* _Exercise_:
Output every record below exactly as it appears.

* _Provided information_:
= = =
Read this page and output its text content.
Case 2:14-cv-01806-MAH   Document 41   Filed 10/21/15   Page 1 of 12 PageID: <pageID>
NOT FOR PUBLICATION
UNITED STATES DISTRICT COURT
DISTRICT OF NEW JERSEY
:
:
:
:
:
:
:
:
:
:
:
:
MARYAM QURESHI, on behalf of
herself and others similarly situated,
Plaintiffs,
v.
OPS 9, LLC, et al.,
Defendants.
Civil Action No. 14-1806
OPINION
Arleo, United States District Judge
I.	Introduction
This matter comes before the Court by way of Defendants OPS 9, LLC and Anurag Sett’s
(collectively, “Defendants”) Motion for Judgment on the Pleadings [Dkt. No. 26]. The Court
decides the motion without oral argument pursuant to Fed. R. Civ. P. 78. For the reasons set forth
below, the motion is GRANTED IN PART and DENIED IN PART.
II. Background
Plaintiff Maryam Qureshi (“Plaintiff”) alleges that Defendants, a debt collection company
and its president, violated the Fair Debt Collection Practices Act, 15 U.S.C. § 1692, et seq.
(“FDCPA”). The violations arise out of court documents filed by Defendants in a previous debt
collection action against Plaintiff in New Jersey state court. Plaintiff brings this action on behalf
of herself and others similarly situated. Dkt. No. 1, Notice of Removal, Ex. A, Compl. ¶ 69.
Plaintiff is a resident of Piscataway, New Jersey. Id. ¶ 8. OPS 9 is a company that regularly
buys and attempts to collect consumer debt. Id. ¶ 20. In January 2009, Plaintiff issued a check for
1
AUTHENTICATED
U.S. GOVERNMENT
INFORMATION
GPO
= = =
* _The answer_:
Read this page and output its text content.
Case 2:14-cv-01806-MAH   Document 41   Filed 10/21/15   Page 1 of 12 PageID: <pageID>
NOT FOR PUBLICATION
UNITED STATES DISTRICT COURT
DISTRICT OF NEW JERSEY
:
:
:
:
:
:
:
:
:
:
:
:
MARYAM QURESHI, on behalf of
herself and others similarly situated,
Plaintiffs,
v.
OPS 9, LLC, et al.,
Defendants.
Civil Action No. 14-1806
OPINION
Arleo, United States District Judge
I.	Introduction
This matter comes before the Court by way of Defendants OPS 9, LLC and Anurag Sett’s
(collectively, “Defendants”) Motion for Judgment on the Pleadings [Dkt. No. 26]. The Court
decides the motion without oral argument pursuant to Fed. R. Civ. P. 78. For the reasons set forth
below, the motion is GRANTED IN PART and DENIED IN PART.
II. Background
Plaintiff Maryam Qureshi (“Plaintiff”) alleges that Defendants, a debt collection company
and its president, violated the Fair Debt Collection Practices Act, 15 U.S.C. § 1692, et seq.
(“FDCPA”). The violations arise out of court documents filed by Defendants in a previous debt
collection action against Plaintiff in New Jersey state court. Plaintiff brings this action on behalf
of herself and others similarly situated. Dkt. No. 1, Notice of Removal, Ex. A, Compl. ¶ 69.
Plaintiff is a resident of Piscataway, New Jersey. Id. ¶ 8. OPS 9 is a company that regularly
buys and attempts to collect consumer debt. Id. ¶ 20. In January 2009, Plaintiff issued a check for
1
AUTHENTICATED
U.S. GOVERNMENT
INFORMATION
GPO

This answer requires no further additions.